### Passage shown
Configure the Iceberg connector to query and manage Iceberg tables - E-MapReduce

The Iceberg connector lets you query and write data in Apache Iceberg tables using Trino on EMR. Iceberg is an open table format for data lakes that supports ACID transactions, partition evolution, and snapshot-based time travel.

Prerequisites

Before you begin, ensure that you have:

A DataLake cluster or Hadoop cluster with the Presto service enabled. See Create a cluster.

Limitations

Only DataLake clusters and Hadoop clusters running EMR V3.38.0 or later support the Iceberg connector.
If you selected DLF Unified Metadata when creating the cluster, you cannot write data to Iceberg tables.

Configure the Iceberg connector

For the general procedure to modify connector configurations, see Configure connectors.

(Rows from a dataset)
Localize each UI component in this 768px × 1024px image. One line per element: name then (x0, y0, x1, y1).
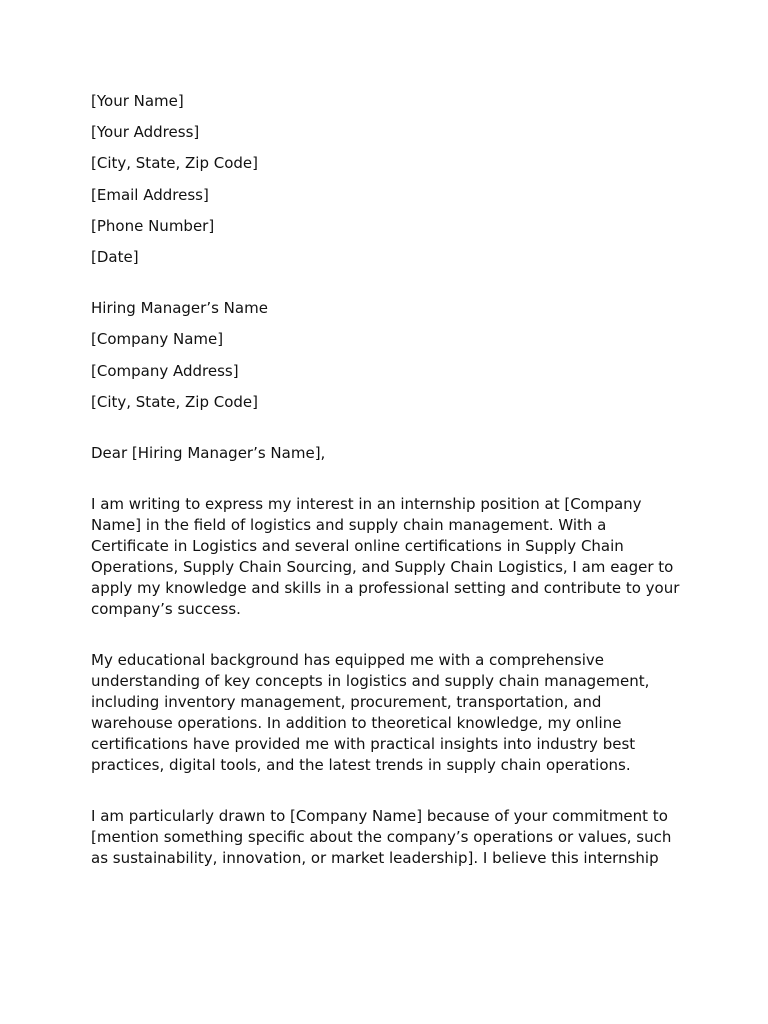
paragraph-education: My educational background has equipped me with a comprehensive understanding of key concepts in logistics and supply chain management, including inventory management, procurement, transportation, and warehouse operations. In addition to theoretical knowledge, my online certifications have provided me with practical insights into industry best practices, digital tools, and the latest trends in supply chain operations. (91, 651, 650, 775)
spacer (91, 474, 681, 494)
paragraph-intro: I am writing to express my interest in an internship position at [Company Name] in the field of logistics and supply chain management. With a Certificate in Logistics and several online certifications in Supply Chain Operations, Supply Chain Sourcing, and Supply Chain Logistics, I am eager to apply my knowledge and skills in a professional setting and contribute to your company’s success. (91, 495, 680, 619)
sender-address: [Your Address] (91, 123, 200, 142)
letter-date: [Date] (91, 247, 139, 266)
recipient-block (91, 298, 681, 413)
paragraph-company-interest: I am particularly drawn to [Company Name] because of your commitment to [mention something specific about the company’s operations or values, such as sustainability, innovation, or market leadership]. I believe this internship (91, 807, 672, 868)
sender-block (91, 91, 681, 268)
sender-city-state-zip: [City, State, Zip Code] (91, 154, 259, 173)
sender-phone: [Phone Number] (91, 216, 215, 235)
recipient-company-name: [Company Name] (91, 330, 224, 349)
spacer (91, 776, 681, 806)
salutation: Dear [Hiring Manager’s Name], (91, 443, 326, 462)
recipient-company-address: [Company Address] (91, 361, 239, 380)
sender-name: [Your Name] (91, 92, 184, 110)
spacer (91, 620, 681, 650)
spacer (91, 278, 681, 298)
recipient-city-state-zip: [City, State, Zip Code] (91, 392, 259, 411)
sender-email: [Email Address] (91, 185, 209, 204)
letter-body (91, 91, 681, 869)
spacer (91, 423, 681, 443)
recipient-manager-name: Hiring Manager’s Name (91, 299, 268, 318)
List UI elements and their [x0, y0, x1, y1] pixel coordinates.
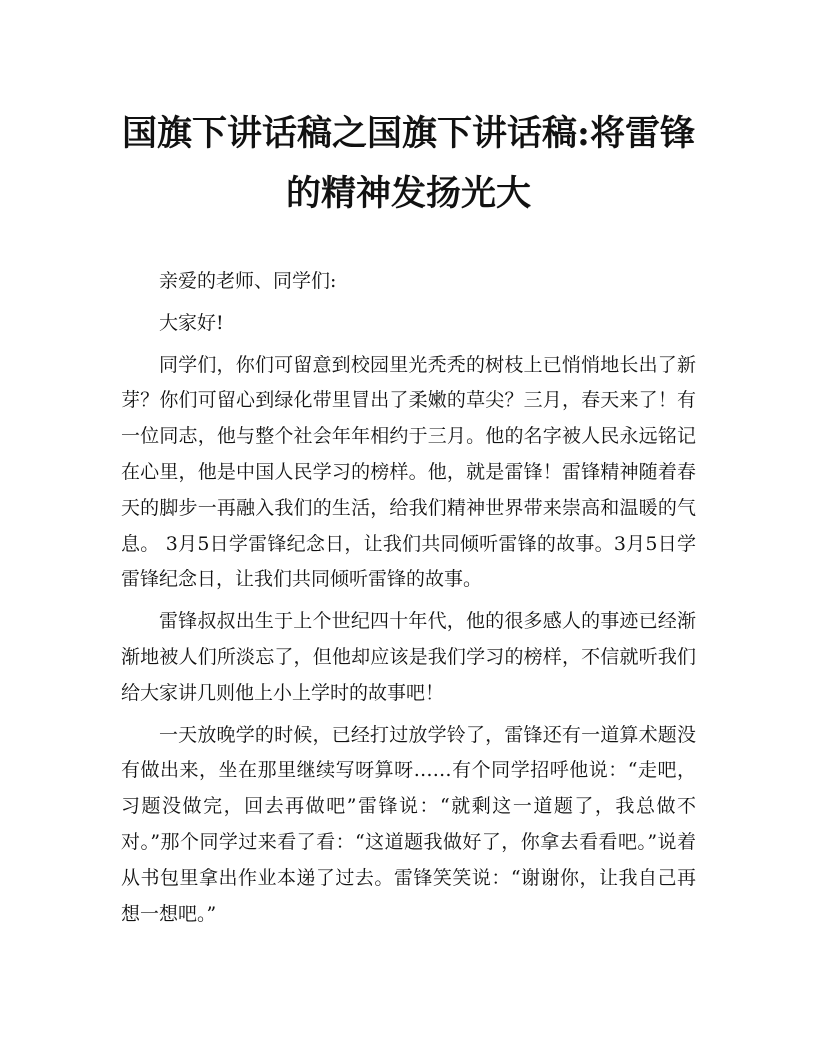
paragraph-lei-feng-intro: 雷锋叔叔出生于上个世纪四十年代，他的很多感人的事迹已经渐渐地被人们所淡忘了，但他却应该是我们学习的榜样，不信就听我们给大家讲几则他上小上学时的故事吧！: [121, 610, 696, 704]
paragraph-story: 一天放晚学的时候，已经打过放学铃了，雷锋还有一道算术题没有做出来，坐在那里继续写呀算呀……有个同学招呼他说：“走吧，习题没做完，回去再做吧”雷锋说：“就剩这一道题了，我总做不对。”那个同学过来看了看：“这道题我做好了，你拿去看看吧。”说着从书包里拿出作业本递了过去。雷锋笑笑说：“谢谢你，让我自己再想一想吧。”: [121, 723, 696, 925]
document-body: [121, 264, 696, 932]
paragraph-spring: 同学们，你们可留意到校园里光秃秃的树枝上已悄悄地长出了新芽？你们可留心到绿化带里冒出了柔嫩的草尖？三月，春天来了！有一位同志，他与整个社会年年相约于三月。他的名字被人民永远铭记在心里，他是中国人民学习的榜样。他，就是雷锋！雷锋精神随着春天的脚步一再融入我们的生活，给我们精神世界带来崇高和温暖的气息。 3月5日学雷锋纪念日，让我们共同倾听雷锋的故事。3月5日学雷锋纪念日，让我们共同倾听雷锋的故事。: [121, 353, 696, 591]
greeting: 大家好!: [159, 311, 224, 334]
title-line-2: 的精神发扬光大: [285, 173, 531, 214]
document-title: [121, 104, 696, 224]
title-line-1: 国旗下讲话稿之国旗下讲话稿:将雷锋: [122, 113, 695, 154]
salutation: 亲爱的老师、同学们:: [159, 270, 337, 292]
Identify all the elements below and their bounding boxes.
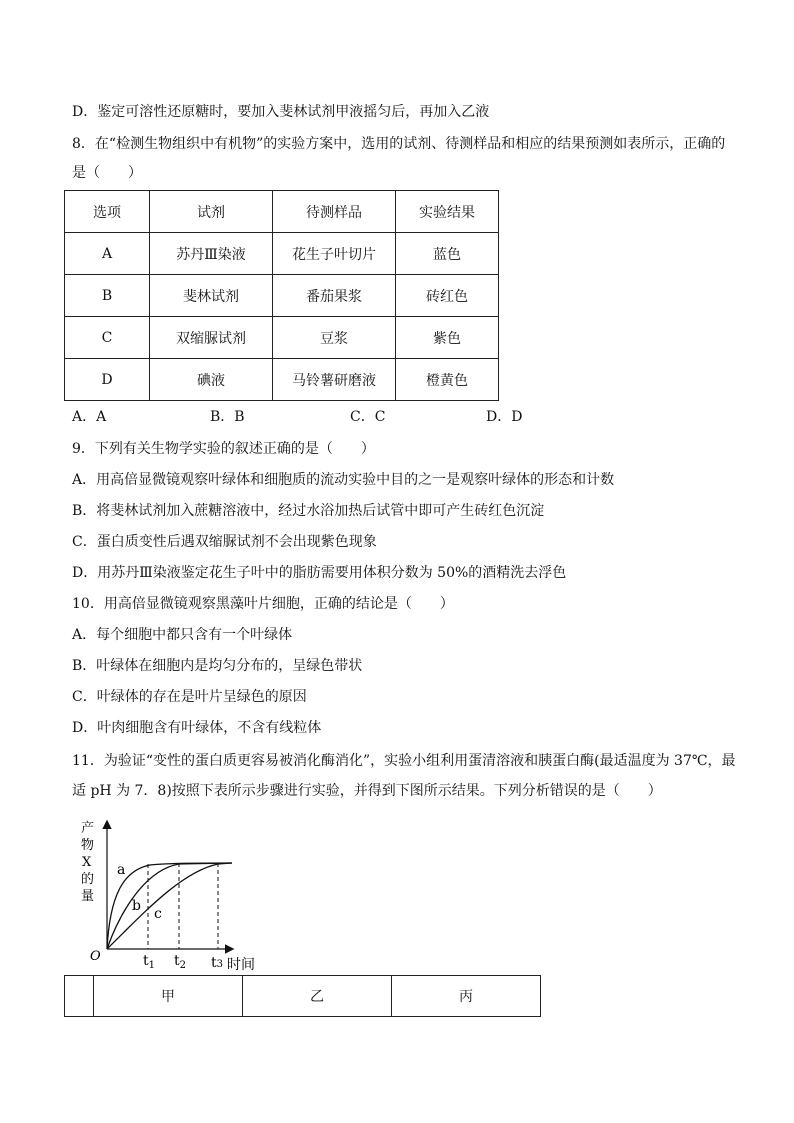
q8-options [72, 407, 672, 427]
q9-option-c[interactable]: C．蛋白质变性后遇双缩脲试剂不会出现紫色现象 [72, 534, 377, 550]
header-cell: 乙 [243, 976, 392, 1017]
header-cell: 实验结果 [396, 191, 499, 233]
table-cell: 马铃薯研磨液 [273, 359, 396, 401]
q11-stem-line2: 适 pH 为 7．8)按照下表所示步骤进行实验，并得到下图所示结果。下列分析错误的是（ ） [72, 783, 662, 799]
q10-option-b[interactable]: B．叶绿体在细胞内是均匀分布的，呈绿色带状 [72, 658, 363, 674]
table-cell: 花生子叶切片 [273, 233, 396, 275]
q10-option-a[interactable]: A．每个细胞中都只含有一个叶绿体 [72, 627, 293, 643]
table-row [65, 359, 499, 401]
table-cell: 苏丹Ⅲ染液 [150, 233, 273, 275]
y-axis-label-char: X [82, 855, 92, 870]
x-axis-label: 时间 [227, 957, 255, 972]
q8-stem-line1: 8．在“检测生物组织中有机物”的实验方案中，选用的试剂、待测样品和相应的结果预测如表所示，正确的 [72, 136, 726, 152]
q7-option-d: D．鉴定可溶性还原糖时，要加入斐林试剂甲液摇匀后，再加入乙液 [72, 104, 490, 120]
q9-option-d[interactable]: D．用苏丹Ⅲ染液鉴定花生子叶中的脂肪需要用体积分数为 50%的酒精洗去浮色 [72, 565, 567, 581]
tick-t1: $t_1$ [143, 953, 156, 971]
header-cell [65, 976, 94, 1017]
q8-option-d[interactable]: D．D [486, 409, 523, 425]
y-axis-label-char: 产 [81, 821, 95, 836]
q8-option-c[interactable]: C．C [350, 409, 386, 425]
table-cell: A [65, 233, 150, 275]
q9-option-a[interactable]: A．用高倍显微镜观察叶绿体和细胞质的流动实验中目的之一是观察叶绿体的形态和计数 [72, 472, 615, 488]
table-row [65, 233, 499, 275]
curve-c-label: c [154, 906, 162, 922]
table-cell: C [65, 317, 150, 359]
table-header-row [65, 191, 499, 233]
table-cell: 斐林试剂 [150, 275, 273, 317]
q9-stem: 9．下列有关生物学实验的叙述正确的是（ ） [72, 441, 375, 457]
table-cell: 碘液 [150, 359, 273, 401]
q8-option-b[interactable]: B．B [210, 409, 245, 425]
q10-stem: 10．用高倍显微镜观察黑藻叶片细胞，正确的结论是（ ） [72, 596, 454, 612]
table-cell: 番茄果浆 [273, 275, 396, 317]
curve-b-label: b [132, 898, 141, 914]
q11-table [64, 975, 541, 1017]
q8-stem-line2: 是（ ） [72, 165, 142, 181]
table-row [65, 275, 499, 317]
q9-option-b[interactable]: B．将斐林试剂加入蔗糖溶液中，经过水浴加热后试管中即可产生砖红色沉淀 [72, 503, 545, 519]
curve-b [107, 863, 232, 949]
table-header-row [65, 976, 541, 1017]
q10-option-d[interactable]: D．叶肉细胞含有叶绿体，不含有线粒体 [72, 720, 322, 736]
table-cell: 紫色 [396, 317, 499, 359]
tick-t2: $t_2$ [174, 953, 187, 971]
q10-option-c[interactable]: C．叶绿体的存在是叶片呈绿色的原因 [72, 689, 307, 705]
tick-t3: t3 [211, 955, 224, 971]
table-cell: D [65, 359, 150, 401]
table-row [65, 317, 499, 359]
header-cell: 待测样品 [273, 191, 396, 233]
y-axis-label-char: 物 [81, 838, 95, 853]
curve-a [107, 863, 232, 949]
table-cell: 橙黄色 [396, 359, 499, 401]
q8-table [64, 190, 499, 401]
table-cell: B [65, 275, 150, 317]
product-time-graph [70, 812, 270, 972]
curve-c [107, 863, 232, 949]
y-axis-label-char: 的 [81, 872, 95, 887]
header-cell: 丙 [392, 976, 541, 1017]
origin-label: O [90, 949, 101, 964]
header-cell: 试剂 [150, 191, 273, 233]
y-axis-label-char: 量 [81, 889, 95, 904]
q8-option-a[interactable]: A．A [72, 409, 107, 425]
q11-stem-line1: 11．为验证“变性的蛋白质更容易被消化酶消化”，实验小组利用蛋清溶液和胰蛋白酶(最适温度为 37℃，最 [72, 753, 736, 769]
table-cell: 双缩脲试剂 [150, 317, 273, 359]
curve-a-label: a [117, 862, 126, 878]
table-cell: 豆浆 [273, 317, 396, 359]
table-cell: 蓝色 [396, 233, 499, 275]
header-cell: 选项 [65, 191, 150, 233]
table-cell: 砖红色 [396, 275, 499, 317]
header-cell: 甲 [94, 976, 243, 1017]
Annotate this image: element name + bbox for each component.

### What this exercise asks
A. From the Iceberg connector page, return the stretch from "Prerequisites" through "to Iceberg tables.".
B. Please condense the paragraph of the Iceberg connector page that begins "The Iceberg connector lets you query" into a single shorter sentence, keeping its main facts.
C. Decide whether each statement agrees with the Iceberg connector page, giving yes or no and the deciding words quoted from it: (i) Hadoop clusters running EMR V3.38.0 or later support the Iceberg connector. (ii) A cluster created with DLF Unified Metadata selected can write data to Iceberg tables. (iii) The cluster must have the Presto service enabled.

### Responses
A.
Prerequisites

Before you begin, ensure that you have:

A DataLake cluster or Hadoop cluster with the Presto service enabled. See Create a cluster.

Limitations

Only DataLake clusters and Hadoop clusters running EMR V3.38.0 or later support the Iceberg connector.
If you selected DLF Unified Metadata when creating the cluster, you cannot write data to Iceberg tables.

B. The Iceberg connector lets Trino on EMR query and write data in Apache Iceberg tables, an open data lake table format that supports ACID transactions, partition evolution, and snapshot-based time travel.

C.
(i) Yes: "Only DataLake clusters and Hadoop clusters running EMR V3.38.0 or later support the Iceberg connector."
(ii) No: "If you selected DLF Unified Metadata when creating the cluster, you cannot write data to Iceberg tables."
(iii) Yes: "A DataLake cluster or Hadoop cluster with the Presto service enabled."